[PROVIDED TEXT]
________

Saree is a timeless creation. The mercurial changes in the world of fashion have no effect whatsoever on it. They are exquisite and will be that way whatever the trends in fashion are, be it now or years later.
— —Shaina NC

Shaina's mother, Munira Chudasama, has been in the fashion design industry for many decades. Shaina began designing fashion at the age of eighteen when her mother was unwell; the collection of outfits she designed was a success. Shaina runs the Golden Thimble Boutique, which was set up by her mother, in the upmarket Kala Ghoda area of Mumbai. It is one of the oldest boutiques in Mumbai city. She does not like to design for Bollywood films but rather for individuals. Her clients include celebrities such as: Aishwarya Rai, Juhi Chawla, and Mahima Chaudhry. Her main fashion designing interest is in sarees. She specialises in traditional sarees which include: Chanderis, Paithanis, Chiffons, Silks, and Cottons. Shaina is quoted as saying: "It [saree] is ours, it belongs to us. It is the most flattering garment where a thin person can look voluptuous and a bulky person can camouflage all the unseemly bulges. The younger generation need to be introduced to the garment." She holds a record in the Guinness Book of World Records for the fastest draping of a saree. Shaina is often referred to as Queen of Drapes because of her fifty-four different ways of draping a saree. Indian women traditionally wear a saree over a petticoat, but in one of her styles, Shaina wears a saree over trousers. She says there are no set rules regarding how to wear saree. Women can wear saree over jeans, chudidar or tapered skirt in combination with choli. One of her other ways is to wear two sarees at a time.

________

[APPLY WHAT YOU READ]
A) Please rewrite the paragraph of the Shaina NC text that begins "Shaina's mother, Munira Chudasama" as a short bulleted list that keeps its main facts.
B) Resume the text on Shaina NC, starting right after its final sentence.
The data is separate material and is not part of the text on Shaina NC.

[GIVEN INFORMATION]
________

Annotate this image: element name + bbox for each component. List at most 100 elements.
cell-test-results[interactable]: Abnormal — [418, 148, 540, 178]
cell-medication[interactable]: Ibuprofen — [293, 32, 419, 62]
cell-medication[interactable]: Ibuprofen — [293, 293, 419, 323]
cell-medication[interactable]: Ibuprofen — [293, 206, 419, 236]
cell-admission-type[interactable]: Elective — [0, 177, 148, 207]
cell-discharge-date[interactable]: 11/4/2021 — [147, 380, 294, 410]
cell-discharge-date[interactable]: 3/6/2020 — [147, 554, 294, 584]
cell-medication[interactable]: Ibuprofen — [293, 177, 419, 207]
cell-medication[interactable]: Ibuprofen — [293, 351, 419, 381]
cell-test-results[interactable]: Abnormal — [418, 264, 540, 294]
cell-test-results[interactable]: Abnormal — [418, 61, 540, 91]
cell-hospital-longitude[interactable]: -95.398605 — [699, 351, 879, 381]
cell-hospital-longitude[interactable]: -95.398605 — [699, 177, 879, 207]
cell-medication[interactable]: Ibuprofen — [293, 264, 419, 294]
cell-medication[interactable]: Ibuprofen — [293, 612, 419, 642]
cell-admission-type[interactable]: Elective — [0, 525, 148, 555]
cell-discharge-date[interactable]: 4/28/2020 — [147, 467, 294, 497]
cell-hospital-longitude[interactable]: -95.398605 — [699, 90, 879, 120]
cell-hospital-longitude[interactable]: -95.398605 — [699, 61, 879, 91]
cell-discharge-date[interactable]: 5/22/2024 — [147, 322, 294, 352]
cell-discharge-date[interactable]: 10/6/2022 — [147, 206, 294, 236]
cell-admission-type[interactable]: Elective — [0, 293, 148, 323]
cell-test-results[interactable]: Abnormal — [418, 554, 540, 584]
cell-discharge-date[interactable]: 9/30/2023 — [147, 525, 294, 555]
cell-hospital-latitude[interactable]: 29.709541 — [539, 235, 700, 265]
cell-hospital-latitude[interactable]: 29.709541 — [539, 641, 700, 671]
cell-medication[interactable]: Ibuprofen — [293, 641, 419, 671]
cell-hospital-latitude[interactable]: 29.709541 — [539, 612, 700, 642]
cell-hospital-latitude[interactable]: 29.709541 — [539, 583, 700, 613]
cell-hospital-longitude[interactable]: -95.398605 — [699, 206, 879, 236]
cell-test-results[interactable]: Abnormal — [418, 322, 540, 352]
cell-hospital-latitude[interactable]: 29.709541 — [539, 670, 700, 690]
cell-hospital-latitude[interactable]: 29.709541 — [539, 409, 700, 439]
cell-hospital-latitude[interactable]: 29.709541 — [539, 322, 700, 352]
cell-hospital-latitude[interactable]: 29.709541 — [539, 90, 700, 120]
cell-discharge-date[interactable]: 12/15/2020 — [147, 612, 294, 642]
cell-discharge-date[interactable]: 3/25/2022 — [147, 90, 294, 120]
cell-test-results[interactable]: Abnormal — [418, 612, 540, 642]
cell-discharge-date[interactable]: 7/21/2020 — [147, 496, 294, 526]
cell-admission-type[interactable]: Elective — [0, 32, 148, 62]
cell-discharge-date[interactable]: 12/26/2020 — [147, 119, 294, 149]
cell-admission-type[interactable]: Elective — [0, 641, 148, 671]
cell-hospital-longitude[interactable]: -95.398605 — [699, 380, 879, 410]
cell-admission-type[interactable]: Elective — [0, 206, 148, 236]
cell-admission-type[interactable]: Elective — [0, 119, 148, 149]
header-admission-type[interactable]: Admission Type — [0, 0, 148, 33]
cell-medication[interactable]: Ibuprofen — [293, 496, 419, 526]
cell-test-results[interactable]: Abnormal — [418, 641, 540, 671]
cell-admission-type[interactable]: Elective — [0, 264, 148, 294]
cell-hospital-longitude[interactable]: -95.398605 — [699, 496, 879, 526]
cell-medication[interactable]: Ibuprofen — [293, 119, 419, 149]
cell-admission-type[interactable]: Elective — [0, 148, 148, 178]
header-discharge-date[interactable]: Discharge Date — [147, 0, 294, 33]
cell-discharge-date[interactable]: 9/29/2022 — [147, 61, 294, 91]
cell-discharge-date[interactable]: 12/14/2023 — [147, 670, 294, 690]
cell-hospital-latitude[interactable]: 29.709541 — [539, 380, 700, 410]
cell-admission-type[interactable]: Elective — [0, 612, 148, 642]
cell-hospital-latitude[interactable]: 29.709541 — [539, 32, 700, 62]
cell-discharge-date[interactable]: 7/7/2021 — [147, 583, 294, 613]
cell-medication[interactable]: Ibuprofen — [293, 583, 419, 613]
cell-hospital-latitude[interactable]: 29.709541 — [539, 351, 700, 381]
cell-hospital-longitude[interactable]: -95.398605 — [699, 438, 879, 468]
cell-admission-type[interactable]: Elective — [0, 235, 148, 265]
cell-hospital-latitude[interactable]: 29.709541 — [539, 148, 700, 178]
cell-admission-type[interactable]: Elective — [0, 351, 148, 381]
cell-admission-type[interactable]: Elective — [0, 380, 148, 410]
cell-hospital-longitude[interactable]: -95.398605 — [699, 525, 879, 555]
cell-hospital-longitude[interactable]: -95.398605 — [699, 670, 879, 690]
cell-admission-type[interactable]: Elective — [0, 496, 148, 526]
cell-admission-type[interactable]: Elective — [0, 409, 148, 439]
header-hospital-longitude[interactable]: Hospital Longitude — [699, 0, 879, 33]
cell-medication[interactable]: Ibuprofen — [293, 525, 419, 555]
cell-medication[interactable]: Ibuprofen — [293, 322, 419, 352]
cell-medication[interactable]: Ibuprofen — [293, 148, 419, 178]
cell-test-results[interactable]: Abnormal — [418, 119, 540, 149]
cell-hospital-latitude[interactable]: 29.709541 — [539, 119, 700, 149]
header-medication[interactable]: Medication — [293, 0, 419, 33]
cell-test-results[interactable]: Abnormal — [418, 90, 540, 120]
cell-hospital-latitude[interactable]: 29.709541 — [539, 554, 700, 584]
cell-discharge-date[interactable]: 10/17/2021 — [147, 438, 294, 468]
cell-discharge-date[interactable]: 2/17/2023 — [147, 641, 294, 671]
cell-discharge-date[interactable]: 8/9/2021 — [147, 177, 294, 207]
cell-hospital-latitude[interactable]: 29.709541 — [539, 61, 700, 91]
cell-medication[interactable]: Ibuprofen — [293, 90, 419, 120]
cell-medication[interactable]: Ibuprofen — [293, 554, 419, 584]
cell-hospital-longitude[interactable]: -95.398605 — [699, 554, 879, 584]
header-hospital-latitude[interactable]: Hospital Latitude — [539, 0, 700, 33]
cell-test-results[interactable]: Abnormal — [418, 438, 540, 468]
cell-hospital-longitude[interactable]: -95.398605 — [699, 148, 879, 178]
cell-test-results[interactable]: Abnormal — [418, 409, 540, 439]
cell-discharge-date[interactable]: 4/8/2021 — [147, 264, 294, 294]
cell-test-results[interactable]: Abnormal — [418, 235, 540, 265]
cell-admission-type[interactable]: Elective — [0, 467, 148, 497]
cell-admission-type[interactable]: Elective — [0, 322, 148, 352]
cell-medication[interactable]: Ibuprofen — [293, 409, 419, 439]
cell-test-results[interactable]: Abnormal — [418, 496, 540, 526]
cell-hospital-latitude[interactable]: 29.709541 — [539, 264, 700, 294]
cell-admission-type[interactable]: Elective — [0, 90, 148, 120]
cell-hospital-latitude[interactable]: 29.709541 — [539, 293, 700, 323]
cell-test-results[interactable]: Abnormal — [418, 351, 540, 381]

________

[RESPONSES TO THE EXERCISE]
A)
- Her mother, Munira Chudasama, has worked in fashion design for many decades.
- Shaina started designing at eighteen, when her mother was unwell, and that first collection succeeded.
- She runs the Golden Thimble Boutique, which her mother set up in Mumbai's upmarket Kala Ghoda area. It is one of the city's oldest boutiques.
- She designs for individuals rather than Bollywood films. Her clients include Aishwarya Rai, Juhi Chawla, and Mahima Chaudhry.
- Her main interest is traditional sarees, including Chanderis, Paithanis, Chiffons, Silks, and Cottons.
- She calls the saree a flattering garment that belongs to Indians and says the younger generation should be introduced to it.
- She holds a Guinness World Record for the fastest saree draping.
- She is called Queen of Drapes for her fifty-four ways of draping a saree.
- She says there are no set rules for wearing one. It can go over trousers, jeans, chudidar, or a tapered skirt with a choli, and two sarees can be worn at once.

B)
For younger, modern Indian women, who may find it cumbersome to wear a six-yard saree, she has designed ready-to-wear sarees. Shaina does not use swarovski(crystals) on her sarees but does employ embroidery, sequins, and kundans to match them with blouses of different styles ranging from halterneck to spaghetti strap, choli, and long choli. Her family has employed craftsmen for many decades who now work on sarees she has designed.

===Politician===

Shaina was a student of Political Science. She says that she has been interested in politics since she was a child. On 14 September 2004, Shaina joined Bharatiya Janata Party in the presence of BJP leader Gopinath Munde. She was made president of the newly created Health and Cultural Cell of the BJP. Her father, Nana Chudasama, was a well known critic of BJP and its leader Narendra Modi for its handling of the post-Godhra riots. When asked why she chose BJP, Shaina told The Economic Times, "Why not the BJP? It is the most progressive party and also secular in accepting me – daughter of a Muslim mother, Hindu father and married to a Marwari Jain." Shaina contested 2004 Maharashtra State Assembly election against Baba Siddique of the Indian National Congress for the Vandre assembly seat, but lost.

She was appointed BJP's spokesperson for the city of Mumbai in February 2007. In 2008, she became BJP's spokesperson for the Maharashtra state. In the 2009 Maharashtra State Assembly election, Shaina hoped to get a ticket from Malabar Hill constituency, but the BJP leadership preferred three-time sitting MLA Mangal Lodha. In March 2010, she became a member of the National Executive Council of the BJP. In April 2013, she became national spokesperson of the BJP and was included in the panel of spokespersons to participate in television debates on behalf of the party. In May 2013, Shaina was appointed treasurer of the BJP's Maharashtra unit. In Feb 2014, she was in contention for the Rajya Sabha MP seat, but considering the upcoming General Election, and Dalit votes, the NDA leadership chose Ramdas Athawale of Republican Party of India. Shaina was asked to run against Priya Dutt of the Indian National Congress from Mumbai North Central constituency for Lok Sabha election, 2014 but she refused feeling that the fight would be "too tough" for her in a minority dominated constituency. In June 2015, she was re-appointed treasurer of BJP Maharashtra for a second term.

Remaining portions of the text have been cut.